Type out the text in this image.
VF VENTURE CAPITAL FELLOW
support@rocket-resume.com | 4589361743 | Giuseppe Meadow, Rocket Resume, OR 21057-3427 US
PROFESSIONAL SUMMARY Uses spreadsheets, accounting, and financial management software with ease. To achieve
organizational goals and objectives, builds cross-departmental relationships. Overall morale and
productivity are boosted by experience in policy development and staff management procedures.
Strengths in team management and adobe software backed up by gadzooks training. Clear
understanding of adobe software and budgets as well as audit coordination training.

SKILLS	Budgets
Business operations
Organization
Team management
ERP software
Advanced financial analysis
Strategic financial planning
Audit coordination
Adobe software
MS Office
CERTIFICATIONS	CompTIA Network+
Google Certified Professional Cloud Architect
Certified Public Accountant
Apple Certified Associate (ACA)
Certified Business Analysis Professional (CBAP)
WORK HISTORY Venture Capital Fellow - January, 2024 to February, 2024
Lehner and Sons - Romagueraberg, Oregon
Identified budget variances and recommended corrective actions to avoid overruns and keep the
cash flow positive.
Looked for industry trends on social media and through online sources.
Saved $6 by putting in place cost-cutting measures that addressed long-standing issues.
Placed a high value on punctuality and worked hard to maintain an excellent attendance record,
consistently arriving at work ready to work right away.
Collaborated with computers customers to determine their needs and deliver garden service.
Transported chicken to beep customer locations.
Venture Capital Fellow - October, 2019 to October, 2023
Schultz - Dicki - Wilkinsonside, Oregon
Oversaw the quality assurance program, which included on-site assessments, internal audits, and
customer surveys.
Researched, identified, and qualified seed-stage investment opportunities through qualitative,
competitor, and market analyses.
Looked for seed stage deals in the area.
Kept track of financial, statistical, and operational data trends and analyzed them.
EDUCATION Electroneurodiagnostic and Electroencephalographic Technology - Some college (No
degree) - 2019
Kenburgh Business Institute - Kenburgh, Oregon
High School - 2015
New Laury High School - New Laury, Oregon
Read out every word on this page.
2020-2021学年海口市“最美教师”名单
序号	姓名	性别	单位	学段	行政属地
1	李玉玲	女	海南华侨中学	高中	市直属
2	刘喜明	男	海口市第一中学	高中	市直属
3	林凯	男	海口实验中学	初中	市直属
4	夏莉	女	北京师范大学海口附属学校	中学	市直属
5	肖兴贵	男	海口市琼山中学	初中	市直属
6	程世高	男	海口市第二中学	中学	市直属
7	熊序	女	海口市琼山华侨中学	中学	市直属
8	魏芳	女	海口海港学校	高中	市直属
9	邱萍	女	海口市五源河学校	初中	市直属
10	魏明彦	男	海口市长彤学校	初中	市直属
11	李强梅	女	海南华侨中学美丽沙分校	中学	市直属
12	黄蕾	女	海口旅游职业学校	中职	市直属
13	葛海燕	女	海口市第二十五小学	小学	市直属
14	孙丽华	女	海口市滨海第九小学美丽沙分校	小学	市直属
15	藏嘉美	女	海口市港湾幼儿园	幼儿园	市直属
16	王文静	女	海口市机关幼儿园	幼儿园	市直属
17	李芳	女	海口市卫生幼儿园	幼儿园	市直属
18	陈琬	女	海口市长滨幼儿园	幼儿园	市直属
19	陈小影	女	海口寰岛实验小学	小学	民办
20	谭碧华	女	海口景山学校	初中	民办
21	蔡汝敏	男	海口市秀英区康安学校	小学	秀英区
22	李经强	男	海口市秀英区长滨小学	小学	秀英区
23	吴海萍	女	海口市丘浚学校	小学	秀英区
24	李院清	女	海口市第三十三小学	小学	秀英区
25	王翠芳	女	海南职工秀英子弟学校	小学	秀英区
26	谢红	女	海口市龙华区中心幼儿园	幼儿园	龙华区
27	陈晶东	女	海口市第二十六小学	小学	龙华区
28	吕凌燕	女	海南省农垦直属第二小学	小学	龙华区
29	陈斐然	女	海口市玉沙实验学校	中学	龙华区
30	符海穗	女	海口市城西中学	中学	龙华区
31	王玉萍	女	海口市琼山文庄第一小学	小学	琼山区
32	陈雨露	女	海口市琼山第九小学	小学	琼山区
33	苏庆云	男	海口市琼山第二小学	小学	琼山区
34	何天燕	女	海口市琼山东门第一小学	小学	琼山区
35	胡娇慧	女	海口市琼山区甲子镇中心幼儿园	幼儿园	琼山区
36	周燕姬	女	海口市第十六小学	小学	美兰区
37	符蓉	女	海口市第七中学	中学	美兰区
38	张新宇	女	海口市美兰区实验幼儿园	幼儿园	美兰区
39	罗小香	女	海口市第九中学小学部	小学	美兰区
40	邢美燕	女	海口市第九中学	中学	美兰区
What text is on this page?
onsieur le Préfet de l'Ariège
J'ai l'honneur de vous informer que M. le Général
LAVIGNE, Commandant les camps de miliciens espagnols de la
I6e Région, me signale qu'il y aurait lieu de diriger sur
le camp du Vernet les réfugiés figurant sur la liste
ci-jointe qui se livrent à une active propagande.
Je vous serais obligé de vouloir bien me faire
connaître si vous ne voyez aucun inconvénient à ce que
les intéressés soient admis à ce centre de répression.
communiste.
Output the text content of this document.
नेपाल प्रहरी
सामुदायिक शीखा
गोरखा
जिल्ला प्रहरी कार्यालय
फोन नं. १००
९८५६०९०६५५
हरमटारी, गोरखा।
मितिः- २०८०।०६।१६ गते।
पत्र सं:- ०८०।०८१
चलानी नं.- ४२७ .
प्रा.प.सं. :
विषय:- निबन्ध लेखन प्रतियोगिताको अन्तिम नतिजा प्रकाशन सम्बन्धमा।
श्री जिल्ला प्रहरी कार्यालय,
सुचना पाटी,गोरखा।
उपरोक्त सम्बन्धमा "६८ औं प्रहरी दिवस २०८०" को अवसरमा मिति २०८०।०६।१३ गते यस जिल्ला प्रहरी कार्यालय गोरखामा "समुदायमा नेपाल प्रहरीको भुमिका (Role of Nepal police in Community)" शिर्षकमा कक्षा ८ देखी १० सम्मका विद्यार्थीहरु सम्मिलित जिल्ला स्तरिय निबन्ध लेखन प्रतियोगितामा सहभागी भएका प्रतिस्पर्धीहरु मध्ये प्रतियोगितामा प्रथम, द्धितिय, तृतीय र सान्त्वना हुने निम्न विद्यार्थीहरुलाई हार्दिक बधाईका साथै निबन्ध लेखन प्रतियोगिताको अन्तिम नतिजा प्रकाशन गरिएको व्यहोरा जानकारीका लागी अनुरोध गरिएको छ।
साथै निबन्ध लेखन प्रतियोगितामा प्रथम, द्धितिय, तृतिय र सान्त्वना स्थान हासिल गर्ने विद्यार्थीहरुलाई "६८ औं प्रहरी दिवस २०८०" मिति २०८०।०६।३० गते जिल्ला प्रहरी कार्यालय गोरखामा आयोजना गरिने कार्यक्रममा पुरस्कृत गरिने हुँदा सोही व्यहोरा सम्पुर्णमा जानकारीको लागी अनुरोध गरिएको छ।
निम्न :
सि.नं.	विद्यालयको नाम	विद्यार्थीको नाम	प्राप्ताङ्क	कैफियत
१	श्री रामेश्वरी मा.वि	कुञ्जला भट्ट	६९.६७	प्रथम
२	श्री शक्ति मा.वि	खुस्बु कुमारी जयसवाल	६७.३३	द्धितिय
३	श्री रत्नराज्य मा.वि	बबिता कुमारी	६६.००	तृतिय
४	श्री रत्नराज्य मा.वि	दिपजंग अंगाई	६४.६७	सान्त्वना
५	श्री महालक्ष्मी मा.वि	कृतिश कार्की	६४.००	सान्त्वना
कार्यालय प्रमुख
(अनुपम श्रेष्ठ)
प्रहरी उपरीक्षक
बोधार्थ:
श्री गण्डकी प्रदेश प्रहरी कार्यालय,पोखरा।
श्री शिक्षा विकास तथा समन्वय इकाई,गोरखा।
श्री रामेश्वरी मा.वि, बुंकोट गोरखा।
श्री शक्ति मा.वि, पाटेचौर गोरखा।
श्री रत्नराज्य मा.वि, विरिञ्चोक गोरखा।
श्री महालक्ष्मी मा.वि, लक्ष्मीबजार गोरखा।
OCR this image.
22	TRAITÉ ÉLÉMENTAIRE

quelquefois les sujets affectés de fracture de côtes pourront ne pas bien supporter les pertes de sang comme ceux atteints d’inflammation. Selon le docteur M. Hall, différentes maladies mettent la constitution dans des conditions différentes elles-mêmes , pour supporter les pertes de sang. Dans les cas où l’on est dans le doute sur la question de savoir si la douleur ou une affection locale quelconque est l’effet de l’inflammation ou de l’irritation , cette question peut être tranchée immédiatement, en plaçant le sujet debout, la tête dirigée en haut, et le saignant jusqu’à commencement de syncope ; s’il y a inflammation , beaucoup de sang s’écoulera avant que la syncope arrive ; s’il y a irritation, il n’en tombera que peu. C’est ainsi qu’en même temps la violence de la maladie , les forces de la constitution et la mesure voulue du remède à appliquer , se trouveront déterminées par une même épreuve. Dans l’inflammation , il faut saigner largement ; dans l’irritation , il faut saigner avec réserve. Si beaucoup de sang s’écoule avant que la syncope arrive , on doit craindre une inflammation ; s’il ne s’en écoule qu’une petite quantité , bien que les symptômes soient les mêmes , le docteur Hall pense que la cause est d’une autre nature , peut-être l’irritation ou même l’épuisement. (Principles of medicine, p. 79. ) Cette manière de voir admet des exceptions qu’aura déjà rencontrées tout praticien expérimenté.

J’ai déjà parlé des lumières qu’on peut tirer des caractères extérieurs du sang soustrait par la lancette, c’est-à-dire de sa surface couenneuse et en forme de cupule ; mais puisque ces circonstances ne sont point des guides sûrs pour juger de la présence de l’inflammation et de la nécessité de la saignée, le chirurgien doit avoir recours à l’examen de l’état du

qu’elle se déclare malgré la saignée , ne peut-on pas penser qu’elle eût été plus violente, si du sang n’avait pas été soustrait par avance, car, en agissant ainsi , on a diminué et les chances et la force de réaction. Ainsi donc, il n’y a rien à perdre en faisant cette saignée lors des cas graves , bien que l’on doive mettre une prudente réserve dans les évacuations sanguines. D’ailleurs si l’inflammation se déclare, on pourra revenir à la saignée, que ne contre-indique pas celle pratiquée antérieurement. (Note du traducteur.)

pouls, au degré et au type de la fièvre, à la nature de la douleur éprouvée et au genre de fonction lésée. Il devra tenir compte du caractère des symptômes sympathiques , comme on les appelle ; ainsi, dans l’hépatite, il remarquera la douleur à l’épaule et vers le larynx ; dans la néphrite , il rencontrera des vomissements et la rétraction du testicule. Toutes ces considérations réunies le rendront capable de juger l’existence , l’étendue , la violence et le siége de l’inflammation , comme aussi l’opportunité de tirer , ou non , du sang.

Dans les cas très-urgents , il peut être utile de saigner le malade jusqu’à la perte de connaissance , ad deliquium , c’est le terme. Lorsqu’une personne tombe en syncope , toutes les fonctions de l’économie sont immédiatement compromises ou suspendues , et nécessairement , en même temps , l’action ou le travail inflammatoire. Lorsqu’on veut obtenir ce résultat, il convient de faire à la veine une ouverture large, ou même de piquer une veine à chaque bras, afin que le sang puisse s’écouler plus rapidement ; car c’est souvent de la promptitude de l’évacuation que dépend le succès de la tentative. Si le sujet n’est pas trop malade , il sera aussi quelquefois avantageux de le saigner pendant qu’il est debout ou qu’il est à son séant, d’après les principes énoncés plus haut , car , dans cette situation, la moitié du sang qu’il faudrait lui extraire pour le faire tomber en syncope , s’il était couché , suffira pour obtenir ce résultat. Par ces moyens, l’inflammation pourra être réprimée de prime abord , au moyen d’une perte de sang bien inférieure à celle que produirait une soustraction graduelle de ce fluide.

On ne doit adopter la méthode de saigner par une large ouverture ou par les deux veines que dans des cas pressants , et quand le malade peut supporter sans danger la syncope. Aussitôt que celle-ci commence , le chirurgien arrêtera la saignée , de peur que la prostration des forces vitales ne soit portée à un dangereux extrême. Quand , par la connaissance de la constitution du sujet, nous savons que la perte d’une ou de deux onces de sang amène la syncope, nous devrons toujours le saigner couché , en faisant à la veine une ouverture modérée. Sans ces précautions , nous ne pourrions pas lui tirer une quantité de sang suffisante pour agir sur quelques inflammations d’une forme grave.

━━━━━━━━━━━━━━━━━━━━━━━━━━━━━━

Show the lines of the data that hold the word "through".

**Correct response**
Looked for industry trends on social media and through online sources.
Researched, identified, and qualified seed-stage investment opportunities through qualitative,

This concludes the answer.